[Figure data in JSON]
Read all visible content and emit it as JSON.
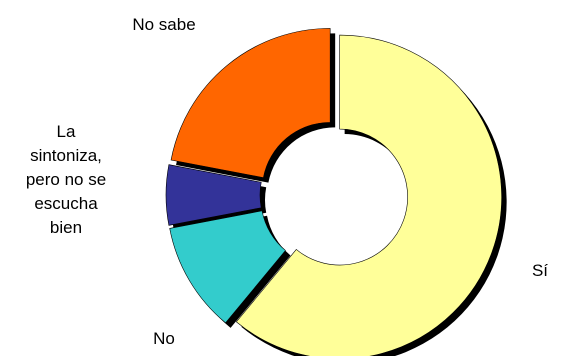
{
  "chart_data": {
    "type": "pie",
    "variant": "donut",
    "exploded": true,
    "shadow": true,
    "categories": [
      "Sí",
      "No",
      "La sintoniza, pero no se escucha bien",
      "No sabe"
    ],
    "values": [
      61,
      11,
      6,
      22
    ],
    "value_unit": "%",
    "colors": [
      "#FFFF99",
      "#33CCCC",
      "#333399",
      "#FF6600"
    ],
    "labels": [
      {
        "lines": [
          "Sí"
        ]
      },
      {
        "lines": [
          "No"
        ]
      },
      {
        "lines": [
          "La",
          "sintoniza,",
          "pero no se",
          "escucha",
          "bien"
        ]
      },
      {
        "lines": [
          "No sabe"
        ]
      }
    ],
    "title": "",
    "legend": "none"
  }
}
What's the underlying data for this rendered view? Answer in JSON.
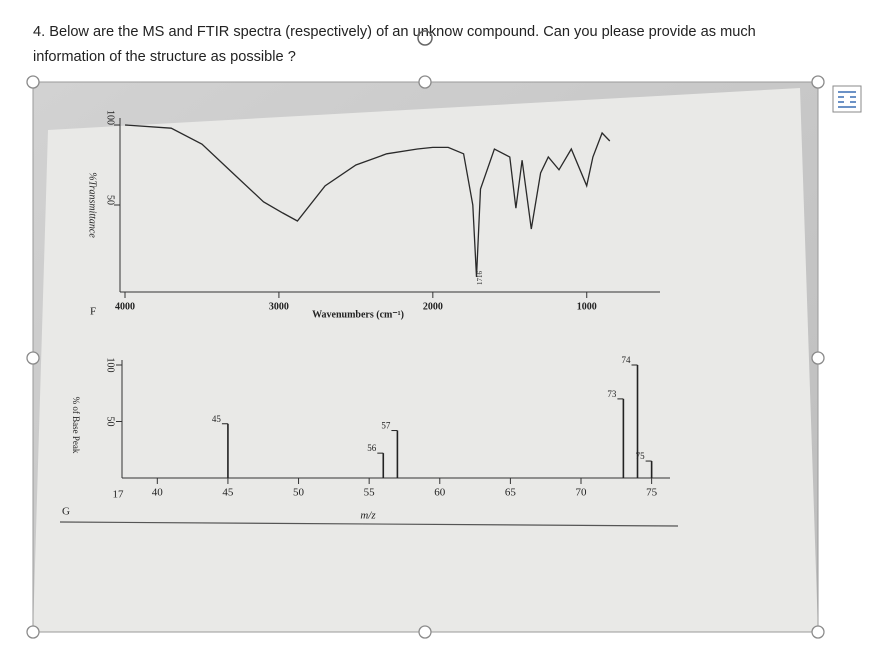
{
  "question": "4. Below are the MS and FTIR spectra (respectively) of an unknow compound. Can you please provide as much information of the structure as possible ?",
  "figure": {
    "ir": {
      "type": "line",
      "panel_label": "F",
      "y_label": "%Transmittance",
      "x_label": "Wavenumbers (cm⁻¹)",
      "x": [
        4000,
        3700,
        3500,
        3300,
        3100,
        2975,
        2880,
        2700,
        2500,
        2300,
        2100,
        2000,
        1900,
        1800,
        1740,
        1716,
        1690,
        1600,
        1500,
        1460,
        1420,
        1360,
        1300,
        1250,
        1180,
        1100,
        1000,
        960,
        900,
        850
      ],
      "values": [
        100,
        98,
        88,
        70,
        52,
        45,
        40,
        62,
        75,
        82,
        85,
        86,
        86,
        82,
        50,
        5,
        60,
        85,
        80,
        48,
        78,
        35,
        70,
        80,
        72,
        85,
        62,
        80,
        95,
        90
      ],
      "xlim": [
        4000,
        550
      ],
      "ylim": [
        0,
        100
      ],
      "xticks": [
        4000,
        3000,
        2000,
        1000
      ],
      "yticks": [
        50,
        100
      ],
      "annotation": "1716"
    },
    "ms": {
      "type": "bar",
      "panel_label": "G",
      "y_label": "% of Base Peak",
      "x_label": "m/z",
      "origin_label": "17",
      "x": [
        45,
        56,
        57,
        73,
        74,
        75
      ],
      "values": [
        48,
        22,
        42,
        70,
        100,
        15
      ],
      "xlim": [
        37.5,
        78
      ],
      "ylim": [
        0,
        100
      ],
      "xticks": [
        40,
        45,
        50,
        55,
        60,
        65,
        70,
        75
      ],
      "yticks": [
        50,
        100
      ]
    }
  }
}
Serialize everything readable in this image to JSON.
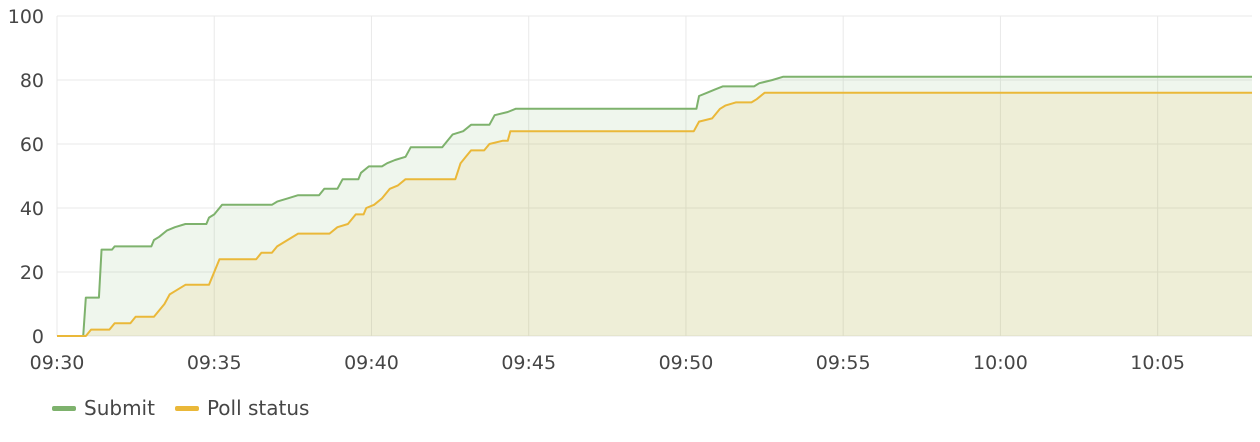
{
  "chart_data": {
    "type": "area",
    "title": "",
    "xlabel": "",
    "ylabel": "",
    "ylim": [
      0,
      100
    ],
    "yticks": [
      0,
      20,
      40,
      60,
      80,
      100
    ],
    "xlim": [
      "09:30",
      "10:08"
    ],
    "xticks": [
      "09:30",
      "09:35",
      "09:40",
      "09:45",
      "09:50",
      "09:55",
      "10:00",
      "10:05"
    ],
    "grid": true,
    "legend_position": "bottom-left",
    "series": [
      {
        "name": "Submit",
        "color": "#7eb26d",
        "fill": "#eaf3e5",
        "points": [
          [
            "09:30:00",
            0
          ],
          [
            "09:30:50",
            0
          ],
          [
            "09:30:55",
            12
          ],
          [
            "09:31:20",
            12
          ],
          [
            "09:31:25",
            27
          ],
          [
            "09:31:45",
            27
          ],
          [
            "09:31:50",
            28
          ],
          [
            "09:33:00",
            28
          ],
          [
            "09:33:05",
            30
          ],
          [
            "09:33:15",
            31
          ],
          [
            "09:33:30",
            33
          ],
          [
            "09:33:45",
            34
          ],
          [
            "09:34:05",
            35
          ],
          [
            "09:34:45",
            35
          ],
          [
            "09:34:50",
            37
          ],
          [
            "09:35:00",
            38
          ],
          [
            "09:35:10",
            40
          ],
          [
            "09:35:15",
            41
          ],
          [
            "09:36:50",
            41
          ],
          [
            "09:37:00",
            42
          ],
          [
            "09:37:20",
            43
          ],
          [
            "09:37:40",
            44
          ],
          [
            "09:38:20",
            44
          ],
          [
            "09:38:30",
            46
          ],
          [
            "09:38:55",
            46
          ],
          [
            "09:39:05",
            49
          ],
          [
            "09:39:35",
            49
          ],
          [
            "09:39:40",
            51
          ],
          [
            "09:39:55",
            53
          ],
          [
            "09:40:20",
            53
          ],
          [
            "09:40:30",
            54
          ],
          [
            "09:40:45",
            55
          ],
          [
            "09:41:05",
            56
          ],
          [
            "09:41:15",
            59
          ],
          [
            "09:42:15",
            59
          ],
          [
            "09:42:25",
            61
          ],
          [
            "09:42:35",
            63
          ],
          [
            "09:42:55",
            64
          ],
          [
            "09:43:10",
            66
          ],
          [
            "09:43:45",
            66
          ],
          [
            "09:43:55",
            69
          ],
          [
            "09:44:20",
            70
          ],
          [
            "09:44:35",
            71
          ],
          [
            "09:50:20",
            71
          ],
          [
            "09:50:25",
            75
          ],
          [
            "09:50:40",
            76
          ],
          [
            "09:50:55",
            77
          ],
          [
            "09:51:10",
            78
          ],
          [
            "09:52:10",
            78
          ],
          [
            "09:52:20",
            79
          ],
          [
            "09:52:45",
            80
          ],
          [
            "09:53:05",
            81
          ],
          [
            "10:08:00",
            81
          ]
        ]
      },
      {
        "name": "Poll status",
        "color": "#eab839",
        "fill": "#efefdf",
        "points": [
          [
            "09:30:00",
            0
          ],
          [
            "09:30:55",
            0
          ],
          [
            "09:31:05",
            2
          ],
          [
            "09:31:40",
            2
          ],
          [
            "09:31:50",
            4
          ],
          [
            "09:32:20",
            4
          ],
          [
            "09:32:30",
            6
          ],
          [
            "09:33:05",
            6
          ],
          [
            "09:33:15",
            8
          ],
          [
            "09:33:25",
            10
          ],
          [
            "09:33:35",
            13
          ],
          [
            "09:33:45",
            14
          ],
          [
            "09:34:05",
            16
          ],
          [
            "09:34:50",
            16
          ],
          [
            "09:35:00",
            20
          ],
          [
            "09:35:10",
            24
          ],
          [
            "09:36:20",
            24
          ],
          [
            "09:36:30",
            26
          ],
          [
            "09:36:50",
            26
          ],
          [
            "09:37:00",
            28
          ],
          [
            "09:37:20",
            30
          ],
          [
            "09:37:40",
            32
          ],
          [
            "09:38:40",
            32
          ],
          [
            "09:38:55",
            34
          ],
          [
            "09:39:15",
            35
          ],
          [
            "09:39:30",
            38
          ],
          [
            "09:39:45",
            38
          ],
          [
            "09:39:50",
            40
          ],
          [
            "09:40:05",
            41
          ],
          [
            "09:40:20",
            43
          ],
          [
            "09:40:35",
            46
          ],
          [
            "09:40:50",
            47
          ],
          [
            "09:41:05",
            49
          ],
          [
            "09:42:40",
            49
          ],
          [
            "09:42:50",
            54
          ],
          [
            "09:43:00",
            56
          ],
          [
            "09:43:10",
            58
          ],
          [
            "09:43:35",
            58
          ],
          [
            "09:43:45",
            60
          ],
          [
            "09:44:10",
            61
          ],
          [
            "09:44:20",
            61
          ],
          [
            "09:44:25",
            64
          ],
          [
            "09:50:15",
            64
          ],
          [
            "09:50:25",
            67
          ],
          [
            "09:50:50",
            68
          ],
          [
            "09:51:05",
            71
          ],
          [
            "09:51:15",
            72
          ],
          [
            "09:51:35",
            73
          ],
          [
            "09:52:05",
            73
          ],
          [
            "09:52:15",
            74
          ],
          [
            "09:52:30",
            76
          ],
          [
            "10:08:00",
            76
          ]
        ]
      }
    ]
  }
}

--- Goal ---
Make an exact copy of the records above, with the pictures left out.

--- Result for this exercise ---
Read all visible content and emit it as JSON.
{
  "chart_data": {
    "type": "pie",
    "variant": "donut",
    "exploded": true,
    "shadow": true,
    "categories": [
      "Sí",
      "No",
      "La sintoniza, pero no se escucha bien",
      "No sabe"
    ],
    "values": [
      61,
      11,
      6,
      22
    ],
    "value_unit": "%",
    "colors": [
      "#FFFF99",
      "#33CCCC",
      "#333399",
      "#FF6600"
    ],
    "labels": [
      {
        "lines": [
          "Sí"
        ]
      },
      {
        "lines": [
          "No"
        ]
      },
      {
        "lines": [
          "La",
          "sintoniza,",
          "pero no se",
          "escucha",
          "bien"
        ]
      },
      {
        "lines": [
          "No sabe"
        ]
      }
    ],
    "title": "",
    "legend": "none"
  }
}
What's the underlying data for this rendered view? Answer in JSON.
{
  "question": "4. Below are the MS and FTIR spectra (respectively) of an unknow compound. Can you please provide as much information of the structure as possible ?",
  "figure": {
    "ir": {
      "type": "line",
      "panel_label": "F",
      "y_label": "%Transmittance",
      "x_label": "Wavenumbers (cm⁻¹)",
      "x": [
        4000,
        3700,
        3500,
        3300,
        3100,
        2975,
        2880,
        2700,
        2500,
        2300,
        2100,
        2000,
        1900,
        1800,
        1740,
        1716,
        1690,
        1600,
        1500,
        1460,
        1420,
        1360,
        1300,
        1250,
        1180,
        1100,
        1000,
        960,
        900,
        850
      ],
      "values": [
        100,
        98,
        88,
        70,
        52,
        45,
        40,
        62,
        75,
        82,
        85,
        86,
        86,
        82,
        50,
        5,
        60,
        85,
        80,
        48,
        78,
        35,
        70,
        80,
        72,
        85,
        62,
        80,
        95,
        90
      ],
      "xlim": [
        4000,
        550
      ],
      "ylim": [
        0,
        100
      ],
      "xticks": [
        4000,
        3000,
        2000,
        1000
      ],
      "yticks": [
        50,
        100
      ],
      "annotation": "1716"
    },
    "ms": {
      "type": "bar",
      "panel_label": "G",
      "y_label": "% of Base Peak",
      "x_label": "m/z",
      "origin_label": "17",
      "x": [
        45,
        56,
        57,
        73,
        74,
        75
      ],
      "values": [
        48,
        22,
        42,
        70,
        100,
        15
      ],
      "xlim": [
        37.5,
        78
      ],
      "ylim": [
        0,
        100
      ],
      "xticks": [
        40,
        45,
        50,
        55,
        60,
        65,
        70,
        75
      ],
      "yticks": [
        50,
        100
      ]
    }
  }
}
Serialize everything readable in this image to JSON.
{
  "chart_data": {
    "type": "area",
    "title": "",
    "xlabel": "",
    "ylabel": "",
    "ylim": [
      0,
      100
    ],
    "yticks": [
      0,
      20,
      40,
      60,
      80,
      100
    ],
    "xlim": [
      "09:30",
      "10:08"
    ],
    "xticks": [
      "09:30",
      "09:35",
      "09:40",
      "09:45",
      "09:50",
      "09:55",
      "10:00",
      "10:05"
    ],
    "grid": true,
    "legend_position": "bottom-left",
    "series": [
      {
        "name": "Submit",
        "color": "#7eb26d",
        "fill": "#eaf3e5",
        "points": [
          [
            "09:30:00",
            0
          ],
          [
            "09:30:50",
            0
          ],
          [
            "09:30:55",
            12
          ],
          [
            "09:31:20",
            12
          ],
          [
            "09:31:25",
            27
          ],
          [
            "09:31:45",
            27
          ],
          [
            "09:31:50",
            28
          ],
          [
            "09:33:00",
            28
          ],
          [
            "09:33:05",
            30
          ],
          [
            "09:33:15",
            31
          ],
          [
            "09:33:30",
            33
          ],
          [
            "09:33:45",
            34
          ],
          [
            "09:34:05",
            35
          ],
          [
            "09:34:45",
            35
          ],
          [
            "09:34:50",
            37
          ],
          [
            "09:35:00",
            38
          ],
          [
            "09:35:10",
            40
          ],
          [
            "09:35:15",
            41
          ],
          [
            "09:36:50",
            41
          ],
          [
            "09:37:00",
            42
          ],
          [
            "09:37:20",
            43
          ],
          [
            "09:37:40",
            44
          ],
          [
            "09:38:20",
            44
          ],
          [
            "09:38:30",
            46
          ],
          [
            "09:38:55",
            46
          ],
          [
            "09:39:05",
            49
          ],
          [
            "09:39:35",
            49
          ],
          [
            "09:39:40",
            51
          ],
          [
            "09:39:55",
            53
          ],
          [
            "09:40:20",
            53
          ],
          [
            "09:40:30",
            54
          ],
          [
            "09:40:45",
            55
          ],
          [
            "09:41:05",
            56
          ],
          [
            "09:41:15",
            59
          ],
          [
            "09:42:15",
            59
          ],
          [
            "09:42:25",
            61
          ],
          [
            "09:42:35",
            63
          ],
          [
            "09:42:55",
            64
          ],
          [
            "09:43:10",
            66
          ],
          [
            "09:43:45",
            66
          ],
          [
            "09:43:55",
            69
          ],
          [
            "09:44:20",
            70
          ],
          [
            "09:44:35",
            71
          ],
          [
            "09:50:20",
            71
          ],
          [
            "09:50:25",
            75
          ],
          [
            "09:50:40",
            76
          ],
          [
            "09:50:55",
            77
          ],
          [
            "09:51:10",
            78
          ],
          [
            "09:52:10",
            78
          ],
          [
            "09:52:20",
            79
          ],
          [
            "09:52:45",
            80
          ],
          [
            "09:53:05",
            81
          ],
          [
            "10:08:00",
            81
          ]
        ]
      },
      {
        "name": "Poll status",
        "color": "#eab839",
        "fill": "#efefdf",
        "points": [
          [
            "09:30:00",
            0
          ],
          [
            "09:30:55",
            0
          ],
          [
            "09:31:05",
            2
          ],
          [
            "09:31:40",
            2
          ],
          [
            "09:31:50",
            4
          ],
          [
            "09:32:20",
            4
          ],
          [
            "09:32:30",
            6
          ],
          [
            "09:33:05",
            6
          ],
          [
            "09:33:15",
            8
          ],
          [
            "09:33:25",
            10
          ],
          [
            "09:33:35",
            13
          ],
          [
            "09:33:45",
            14
          ],
          [
            "09:34:05",
            16
          ],
          [
            "09:34:50",
            16
          ],
          [
            "09:35:00",
            20
          ],
          [
            "09:35:10",
            24
          ],
          [
            "09:36:20",
            24
          ],
          [
            "09:36:30",
            26
          ],
          [
            "09:36:50",
            26
          ],
          [
            "09:37:00",
            28
          ],
          [
            "09:37:20",
            30
          ],
          [
            "09:37:40",
            32
          ],
          [
            "09:38:40",
            32
          ],
          [
            "09:38:55",
            34
          ],
          [
            "09:39:15",
            35
          ],
          [
            "09:39:30",
            38
          ],
          [
            "09:39:45",
            38
          ],
          [
            "09:39:50",
            40
          ],
          [
            "09:40:05",
            41
          ],
          [
            "09:40:20",
            43
          ],
          [
            "09:40:35",
            46
          ],
          [
            "09:40:50",
            47
          ],
          [
            "09:41:05",
            49
          ],
          [
            "09:42:40",
            49
          ],
          [
            "09:42:50",
            54
          ],
          [
            "09:43:00",
            56
          ],
          [
            "09:43:10",
            58
          ],
          [
            "09:43:35",
            58
          ],
          [
            "09:43:45",
            60
          ],
          [
            "09:44:10",
            61
          ],
          [
            "09:44:20",
            61
          ],
          [
            "09:44:25",
            64
          ],
          [
            "09:50:15",
            64
          ],
          [
            "09:50:25",
            67
          ],
          [
            "09:50:50",
            68
          ],
          [
            "09:51:05",
            71
          ],
          [
            "09:51:15",
            72
          ],
          [
            "09:51:35",
            73
          ],
          [
            "09:52:05",
            73
          ],
          [
            "09:52:15",
            74
          ],
          [
            "09:52:30",
            76
          ],
          [
            "10:08:00",
            76
          ]
        ]
      }
    ]
  }
}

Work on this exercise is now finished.